Exercise material:
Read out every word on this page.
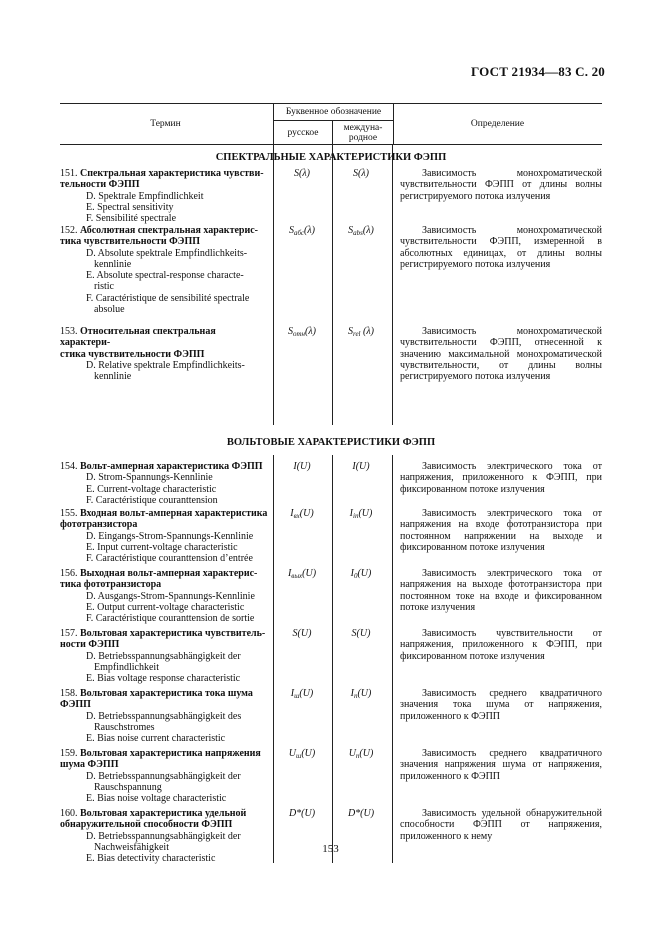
ГОСТ 21934—83 С. 20
Термин
Буквенное обозначение
русское	междуна-
родное
Определение
СПЕКТРАЛЬНЫЕ ХАРАКТЕРИСТИКИ ФЭПП
151. Спектральная характеристика чувстви-
тельности ФЭПП
D. Spektrale Empfindlichkeit
E. Spectral sensitivity
F. Sensibilité spectrale
S(λ)	S(λ)	Зависимость монохроматической чувствительности ФЭПП от длины волны регистрируемого потока излучения
152. Абсолютная спектральная характерис-
тика чувствительности ФЭПП
D. Absolute spektrale Empfindlichkeits-
kennlinie
E. Absolute spectral-response characte-
ristic
F. Caractéristique de sensibilité spectrale
absolue
$S_{абс}(\lambda)$	$S_{abs}(\lambda)$	Зависимость монохроматической чувствительности ФЭПП, измеренной в абсолютных единицах, от длины волны регистрируемого потока излучения
153. Относительная спектральная характери-
стика чувствительности ФЭПП
D. Relative spektrale Empfindlichkeits-
kennlinie
$S_{отн}(\lambda)$	$S_{rel}$ (λ)	Зависимость монохроматической чувствительности ФЭПП, отнесенной к значению максимальной монохроматической чувствительности, от длины волны регистрируемого потока излучения
ВОЛЬТОВЫЕ ХАРАКТЕРИСТИКИ ФЭПП
154. Вольт-амперная характеристика ФЭПП
D. Strom-Spannungs-Kennlinie
E. Current-voltage characteristic
F. Caractéristique couranttension
I(U)	I(U)	Зависимость электрического тока от напряжения, приложенного к ФЭПП, при фиксированном потоке излучения
155. Входная вольт-амперная характеристика
фототранзистора
D. Eingangs-Strom-Spannungs-Kennlinie
E. Input current-voltage characteristic
F. Caractéristique couranttension d’entrée
$I_{вх}(U)$	$I_{in}(U)$	Зависимость электрического тока от напряжения на входе фототранзистора при постоянном напряжении на выходе и фиксированном потоке излучения
156. Выходная вольт-амперная характерис-
тика фототранзистора
D. Ausgangs-Strom-Spannungs-Kennlinie
E. Output current-voltage characteristic
F. Caractéristique couranttension de sortie
$I_{вых}(U)$	$I_0(U)$	Зависимость электрического тока от напряжения на выходе фототранзистора при постоянном токе на входе и фиксированном потоке излучения
157. Вольтовая характеристика чувствитель-
ности ФЭПП
D. Betriebsspannungsabhängigkeit der
Empfindlichkeit
E. Bias voltage response characteristic
S(U)	S(U)	Зависимость чувствительности от напряжения, приложенного к ФЭПП, при фиксированном потоке излучения
158. Вольтовая характеристика тока шума
ФЭПП
D. Betriebsspannungsabhängigkeit des
Rauschstromes
E. Bias noise current characteristic
$I_ш(U)$	$I_n(U)$	Зависимость среднего квадратичного значения тока шума от напряжения, приложенного к ФЭПП
159. Вольтовая характеристика напряжения
шума ФЭПП
D. Betriebsspannungsabhängigkeit der
Rauschspannung
E. Bias noise voltage characteristic
$U_ш(U)$	$U_n(U)$	Зависимость среднего квадратичного значения напряжения шума от напряжения, приложенного к ФЭПП
160. Вольтовая характеристика удельной
обнаружительной способности ФЭПП
D. Betriebsspannungsabhängigkeit der
Nachweisfähigkeit
E. Bias detectivity characteristic
D*(U)	D*(U)	Зависимость удельной обнаружительной способности ФЭПП от напряжения, приложенного к нему
153
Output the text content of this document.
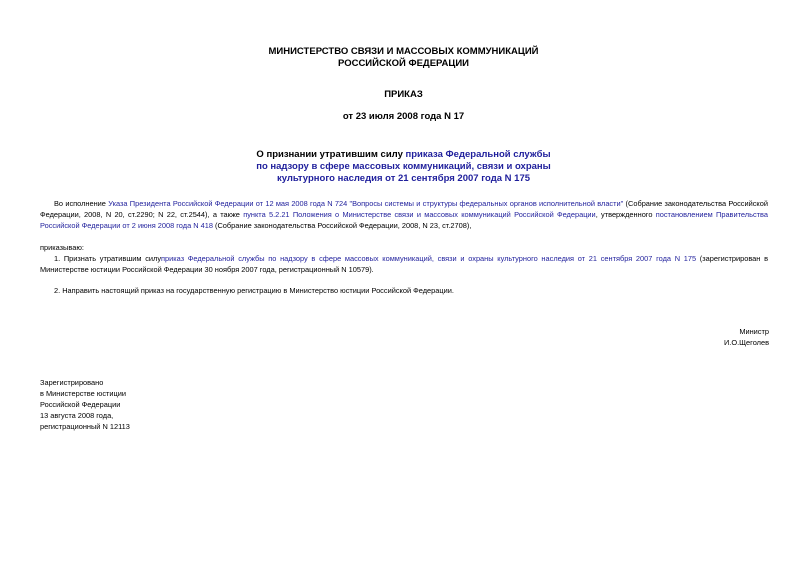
МИНИСТЕРСТВО СВЯЗИ И МАССОВЫХ КОММУНИКАЦИЙ
РОССИЙСКОЙ ФЕДЕРАЦИИ
ПРИКАЗ
от 23 июля 2008 года N 17
О признании утратившим силу приказа Федеральной службы
по надзору в сфере массовых коммуникаций, связи и охраны
культурного наследия от 21 сентября 2007 года N 175
Во исполнение Указа Президента Российской Федерации от 12 мая 2008 года N 724 "Вопросы системы и структуры федеральных органов исполнительной власти" (Собрание законодательства Российской Федерации, 2008, N 20, ст.2290; N 22, ст.2544), а также пункта 5.2.21 Положения о Министерстве связи и массовых коммуникаций Российской Федерации, утвержденного постановлением Правительства Российской Федерации от 2 июня 2008 года N 418 (Собрание законодательства Российской Федерации, 2008, N 23, ст.2708),
приказываю:
1. Признать утратившим силуприказ Федеральной службы по надзору в сфере массовых коммуникаций, связи и охраны культурного наследия от 21 сентября 2007 года N 175 (зарегистрирован в Министерстве юстиции Российской Федерации 30 ноября 2007 года, регистрационный N 10579).
2. Направить настоящий приказ на государственную регистрацию в Министерство юстиции Российской Федерации.
Министр
И.О.Щеголев
Зарегистрировано
в Министерстве юстиции
Российской Федерации
13 августа 2008 года,
регистрационный N 12113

Task to carry out:
Quote the records above exactly, leaving out any pictures.

Reply:
Read out every word on this page.
ГОСТ 21934—83 С. 20
Термин
Буквенное обозначение
русское	междуна-
родное
Определение
СПЕКТРАЛЬНЫЕ ХАРАКТЕРИСТИКИ ФЭПП
151. Спектральная характеристика чувстви-
тельности ФЭПП
D. Spektrale Empfindlichkeit
E. Spectral sensitivity
F. Sensibilité spectrale
S(λ)	S(λ)	Зависимость монохроматической чувствительности ФЭПП от длины волны регистрируемого потока излучения
152. Абсолютная спектральная характерис-
тика чувствительности ФЭПП
D. Absolute spektrale Empfindlichkeits-
kennlinie
E. Absolute spectral-response characte-
ristic
F. Caractéristique de sensibilité spectrale
absolue
$S_{абс}(\lambda)$	$S_{abs}(\lambda)$	Зависимость монохроматической чувствительности ФЭПП, измеренной в абсолютных единицах, от длины волны регистрируемого потока излучения
153. Относительная спектральная характери-
стика чувствительности ФЭПП
D. Relative spektrale Empfindlichkeits-
kennlinie
$S_{отн}(\lambda)$	$S_{rel}$ (λ)	Зависимость монохроматической чувствительности ФЭПП, отнесенной к значению максимальной монохроматической чувствительности, от длины волны регистрируемого потока излучения
ВОЛЬТОВЫЕ ХАРАКТЕРИСТИКИ ФЭПП
154. Вольт-амперная характеристика ФЭПП
D. Strom-Spannungs-Kennlinie
E. Current-voltage characteristic
F. Caractéristique couranttension
I(U)	I(U)	Зависимость электрического тока от напряжения, приложенного к ФЭПП, при фиксированном потоке излучения
155. Входная вольт-амперная характеристика
фототранзистора
D. Eingangs-Strom-Spannungs-Kennlinie
E. Input current-voltage characteristic
F. Caractéristique couranttension d’entrée
$I_{вх}(U)$	$I_{in}(U)$	Зависимость электрического тока от напряжения на входе фототранзистора при постоянном напряжении на выходе и фиксированном потоке излучения
156. Выходная вольт-амперная характерис-
тика фототранзистора
D. Ausgangs-Strom-Spannungs-Kennlinie
E. Output current-voltage characteristic
F. Caractéristique couranttension de sortie
$I_{вых}(U)$	$I_0(U)$	Зависимость электрического тока от напряжения на выходе фототранзистора при постоянном токе на входе и фиксированном потоке излучения
157. Вольтовая характеристика чувствитель-
ности ФЭПП
D. Betriebsspannungsabhängigkeit der
Empfindlichkeit
E. Bias voltage response characteristic
S(U)	S(U)	Зависимость чувствительности от напряжения, приложенного к ФЭПП, при фиксированном потоке излучения
158. Вольтовая характеристика тока шума
ФЭПП
D. Betriebsspannungsabhängigkeit des
Rauschstromes
E. Bias noise current characteristic
$I_ш(U)$	$I_n(U)$	Зависимость среднего квадратичного значения тока шума от напряжения, приложенного к ФЭПП
159. Вольтовая характеристика напряжения
шума ФЭПП
D. Betriebsspannungsabhängigkeit der
Rauschspannung
E. Bias noise voltage characteristic
$U_ш(U)$	$U_n(U)$	Зависимость среднего квадратичного значения напряжения шума от напряжения, приложенного к ФЭПП
160. Вольтовая характеристика удельной
обнаружительной способности ФЭПП
D. Betriebsspannungsabhängigkeit der
Nachweisfähigkeit
E. Bias detectivity characteristic
D*(U)	D*(U)	Зависимость удельной обнаружительной способности ФЭПП от напряжения, приложенного к нему
153
Output the text content of this document.
МИНИСТЕРСТВО СВЯЗИ И МАССОВЫХ КОММУНИКАЦИЙ
РОССИЙСКОЙ ФЕДЕРАЦИИ
ПРИКАЗ
от 23 июля 2008 года N 17
О признании утратившим силу приказа Федеральной службы
по надзору в сфере массовых коммуникаций, связи и охраны
культурного наследия от 21 сентября 2007 года N 175
Во исполнение Указа Президента Российской Федерации от 12 мая 2008 года N 724 "Вопросы системы и структуры федеральных органов исполнительной власти" (Собрание законодательства Российской Федерации, 2008, N 20, ст.2290; N 22, ст.2544), а также пункта 5.2.21 Положения о Министерстве связи и массовых коммуникаций Российской Федерации, утвержденного постановлением Правительства Российской Федерации от 2 июня 2008 года N 418 (Собрание законодательства Российской Федерации, 2008, N 23, ст.2708),
приказываю:
1. Признать утратившим силуприказ Федеральной службы по надзору в сфере массовых коммуникаций, связи и охраны культурного наследия от 21 сентября 2007 года N 175 (зарегистрирован в Министерстве юстиции Российской Федерации 30 ноября 2007 года, регистрационный N 10579).
2. Направить настоящий приказ на государственную регистрацию в Министерство юстиции Российской Федерации.
Министр
И.О.Щеголев
Зарегистрировано
в Министерстве юстиции
Российской Федерации
13 августа 2008 года,
регистрационный N 12113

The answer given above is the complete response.